**WRITTEN PROBLEM:**
Go through the listing below and list every line with "smartleadinfo".

Raw records:
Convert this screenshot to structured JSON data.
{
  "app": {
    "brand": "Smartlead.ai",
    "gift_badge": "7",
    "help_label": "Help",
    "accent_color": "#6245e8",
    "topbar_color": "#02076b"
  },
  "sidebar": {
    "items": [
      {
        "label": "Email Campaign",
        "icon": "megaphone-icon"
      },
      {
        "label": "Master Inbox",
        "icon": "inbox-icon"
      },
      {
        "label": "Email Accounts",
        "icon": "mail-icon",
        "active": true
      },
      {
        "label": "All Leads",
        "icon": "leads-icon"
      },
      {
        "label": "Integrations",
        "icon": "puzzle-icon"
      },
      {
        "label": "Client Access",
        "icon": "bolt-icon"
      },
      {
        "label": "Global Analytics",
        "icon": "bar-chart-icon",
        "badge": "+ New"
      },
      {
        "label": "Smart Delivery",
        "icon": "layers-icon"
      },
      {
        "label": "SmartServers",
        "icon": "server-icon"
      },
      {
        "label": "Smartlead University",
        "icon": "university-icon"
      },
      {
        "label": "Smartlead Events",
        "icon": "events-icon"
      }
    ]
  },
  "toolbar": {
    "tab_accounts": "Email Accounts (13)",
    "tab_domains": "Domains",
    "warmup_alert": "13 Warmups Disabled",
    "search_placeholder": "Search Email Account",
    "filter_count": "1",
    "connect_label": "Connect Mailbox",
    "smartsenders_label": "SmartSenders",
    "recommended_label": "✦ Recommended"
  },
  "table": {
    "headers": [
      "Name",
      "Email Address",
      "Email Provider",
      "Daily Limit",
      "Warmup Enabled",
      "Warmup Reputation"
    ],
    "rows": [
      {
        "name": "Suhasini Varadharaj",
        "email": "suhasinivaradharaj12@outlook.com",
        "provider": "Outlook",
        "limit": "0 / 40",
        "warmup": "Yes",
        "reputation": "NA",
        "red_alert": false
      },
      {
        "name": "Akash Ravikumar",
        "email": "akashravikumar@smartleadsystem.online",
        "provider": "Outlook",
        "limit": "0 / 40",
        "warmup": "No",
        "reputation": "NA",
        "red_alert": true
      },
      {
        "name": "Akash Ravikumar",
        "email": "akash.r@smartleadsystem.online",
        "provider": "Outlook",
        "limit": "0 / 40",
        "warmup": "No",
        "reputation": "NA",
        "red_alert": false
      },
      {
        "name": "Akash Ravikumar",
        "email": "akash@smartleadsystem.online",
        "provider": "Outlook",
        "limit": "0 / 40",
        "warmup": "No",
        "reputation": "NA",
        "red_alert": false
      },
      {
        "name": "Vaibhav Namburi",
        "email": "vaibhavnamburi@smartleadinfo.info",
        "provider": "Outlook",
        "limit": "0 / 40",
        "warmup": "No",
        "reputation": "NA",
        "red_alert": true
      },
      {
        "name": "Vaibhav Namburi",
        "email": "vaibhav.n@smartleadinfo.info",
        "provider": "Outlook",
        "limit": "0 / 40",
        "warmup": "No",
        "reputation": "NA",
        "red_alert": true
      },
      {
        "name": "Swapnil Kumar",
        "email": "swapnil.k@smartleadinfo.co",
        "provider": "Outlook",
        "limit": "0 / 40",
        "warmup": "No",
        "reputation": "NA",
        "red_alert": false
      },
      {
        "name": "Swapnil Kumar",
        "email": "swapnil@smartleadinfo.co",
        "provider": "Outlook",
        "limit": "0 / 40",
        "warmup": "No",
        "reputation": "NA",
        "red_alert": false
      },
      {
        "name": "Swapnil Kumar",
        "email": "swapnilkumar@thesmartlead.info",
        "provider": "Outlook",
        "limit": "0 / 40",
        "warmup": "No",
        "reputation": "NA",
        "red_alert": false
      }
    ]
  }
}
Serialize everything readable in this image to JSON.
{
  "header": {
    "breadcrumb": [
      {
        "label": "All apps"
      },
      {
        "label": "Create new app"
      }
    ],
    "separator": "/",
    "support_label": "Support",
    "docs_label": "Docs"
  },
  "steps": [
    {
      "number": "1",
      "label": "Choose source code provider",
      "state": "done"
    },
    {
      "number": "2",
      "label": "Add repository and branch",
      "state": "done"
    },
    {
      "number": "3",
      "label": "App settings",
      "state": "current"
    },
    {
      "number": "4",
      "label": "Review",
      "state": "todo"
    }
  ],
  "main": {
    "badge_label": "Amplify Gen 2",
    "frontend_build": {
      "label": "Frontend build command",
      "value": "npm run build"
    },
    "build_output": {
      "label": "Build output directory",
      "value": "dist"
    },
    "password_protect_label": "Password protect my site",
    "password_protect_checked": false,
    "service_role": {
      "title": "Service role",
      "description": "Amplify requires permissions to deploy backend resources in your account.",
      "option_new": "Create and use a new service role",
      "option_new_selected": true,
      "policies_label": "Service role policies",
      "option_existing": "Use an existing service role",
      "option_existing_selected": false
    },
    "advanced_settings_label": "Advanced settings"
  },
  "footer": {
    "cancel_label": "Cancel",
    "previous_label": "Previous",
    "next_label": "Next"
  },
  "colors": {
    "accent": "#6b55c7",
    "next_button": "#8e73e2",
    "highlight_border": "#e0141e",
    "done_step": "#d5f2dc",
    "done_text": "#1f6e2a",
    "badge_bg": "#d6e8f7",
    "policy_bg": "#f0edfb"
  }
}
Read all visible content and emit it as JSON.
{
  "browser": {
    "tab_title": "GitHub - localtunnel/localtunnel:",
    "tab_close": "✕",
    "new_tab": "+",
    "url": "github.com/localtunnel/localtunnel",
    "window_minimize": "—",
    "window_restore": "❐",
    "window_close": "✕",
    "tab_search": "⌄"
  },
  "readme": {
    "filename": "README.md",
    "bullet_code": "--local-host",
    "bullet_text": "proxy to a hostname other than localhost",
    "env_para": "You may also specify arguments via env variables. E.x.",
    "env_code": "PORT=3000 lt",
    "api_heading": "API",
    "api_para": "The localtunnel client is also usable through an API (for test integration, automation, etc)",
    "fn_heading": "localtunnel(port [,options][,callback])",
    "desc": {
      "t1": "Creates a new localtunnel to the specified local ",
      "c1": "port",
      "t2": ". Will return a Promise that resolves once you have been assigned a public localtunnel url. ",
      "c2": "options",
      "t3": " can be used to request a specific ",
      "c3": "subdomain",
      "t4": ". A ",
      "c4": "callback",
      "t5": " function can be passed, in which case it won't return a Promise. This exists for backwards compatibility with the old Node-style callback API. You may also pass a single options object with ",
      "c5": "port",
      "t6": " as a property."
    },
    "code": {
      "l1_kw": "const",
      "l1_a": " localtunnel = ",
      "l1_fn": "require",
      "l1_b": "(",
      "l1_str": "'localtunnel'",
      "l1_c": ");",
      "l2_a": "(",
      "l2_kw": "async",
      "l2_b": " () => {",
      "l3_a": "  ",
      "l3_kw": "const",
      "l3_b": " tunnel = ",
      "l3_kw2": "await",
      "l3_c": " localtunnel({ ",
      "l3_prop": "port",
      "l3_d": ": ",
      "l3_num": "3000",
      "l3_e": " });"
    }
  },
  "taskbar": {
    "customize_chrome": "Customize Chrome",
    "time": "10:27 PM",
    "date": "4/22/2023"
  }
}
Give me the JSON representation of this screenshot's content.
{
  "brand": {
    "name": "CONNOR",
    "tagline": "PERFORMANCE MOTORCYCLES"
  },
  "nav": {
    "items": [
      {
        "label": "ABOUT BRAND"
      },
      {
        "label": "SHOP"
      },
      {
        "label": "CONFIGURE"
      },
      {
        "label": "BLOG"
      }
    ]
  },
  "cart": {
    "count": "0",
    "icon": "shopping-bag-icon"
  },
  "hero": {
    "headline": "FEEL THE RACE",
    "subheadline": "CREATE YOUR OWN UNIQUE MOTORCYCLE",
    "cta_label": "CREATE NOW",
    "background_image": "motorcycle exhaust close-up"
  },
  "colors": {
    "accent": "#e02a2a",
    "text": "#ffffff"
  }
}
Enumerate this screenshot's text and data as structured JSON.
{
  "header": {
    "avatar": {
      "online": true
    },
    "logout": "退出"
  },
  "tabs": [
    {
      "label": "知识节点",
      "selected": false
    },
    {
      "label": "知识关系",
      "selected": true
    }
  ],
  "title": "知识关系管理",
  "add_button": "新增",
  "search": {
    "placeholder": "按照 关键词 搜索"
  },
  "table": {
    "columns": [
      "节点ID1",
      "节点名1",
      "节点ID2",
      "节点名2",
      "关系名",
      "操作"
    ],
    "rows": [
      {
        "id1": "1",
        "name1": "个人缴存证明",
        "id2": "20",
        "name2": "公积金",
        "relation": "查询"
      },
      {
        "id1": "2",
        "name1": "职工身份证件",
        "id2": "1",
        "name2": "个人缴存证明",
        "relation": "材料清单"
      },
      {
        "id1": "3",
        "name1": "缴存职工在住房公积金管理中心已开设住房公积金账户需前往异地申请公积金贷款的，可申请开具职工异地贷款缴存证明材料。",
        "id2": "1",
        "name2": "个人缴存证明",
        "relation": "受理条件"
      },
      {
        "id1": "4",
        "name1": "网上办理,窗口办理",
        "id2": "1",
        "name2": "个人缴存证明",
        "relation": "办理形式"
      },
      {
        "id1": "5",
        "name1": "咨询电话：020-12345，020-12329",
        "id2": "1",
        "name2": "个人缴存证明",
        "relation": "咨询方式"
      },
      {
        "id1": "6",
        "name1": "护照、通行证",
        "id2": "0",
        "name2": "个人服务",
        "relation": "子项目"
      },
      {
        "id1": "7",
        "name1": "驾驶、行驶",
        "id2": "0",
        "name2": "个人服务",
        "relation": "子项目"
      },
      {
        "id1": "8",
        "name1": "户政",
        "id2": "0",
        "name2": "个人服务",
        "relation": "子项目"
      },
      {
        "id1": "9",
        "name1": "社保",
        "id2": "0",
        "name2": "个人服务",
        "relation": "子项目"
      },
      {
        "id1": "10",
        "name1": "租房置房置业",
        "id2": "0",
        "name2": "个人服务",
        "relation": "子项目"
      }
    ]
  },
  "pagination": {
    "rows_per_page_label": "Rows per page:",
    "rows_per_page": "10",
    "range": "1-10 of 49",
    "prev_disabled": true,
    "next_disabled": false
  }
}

**EXPECTED ANSWER:**
        "email": "vaibhavnamburi@smartleadinfo.info",
        "email": "vaibhav.n@smartleadinfo.info",
        "email": "swapnil.k@smartleadinfo.co",
        "email": "swapnil@smartleadinfo.co",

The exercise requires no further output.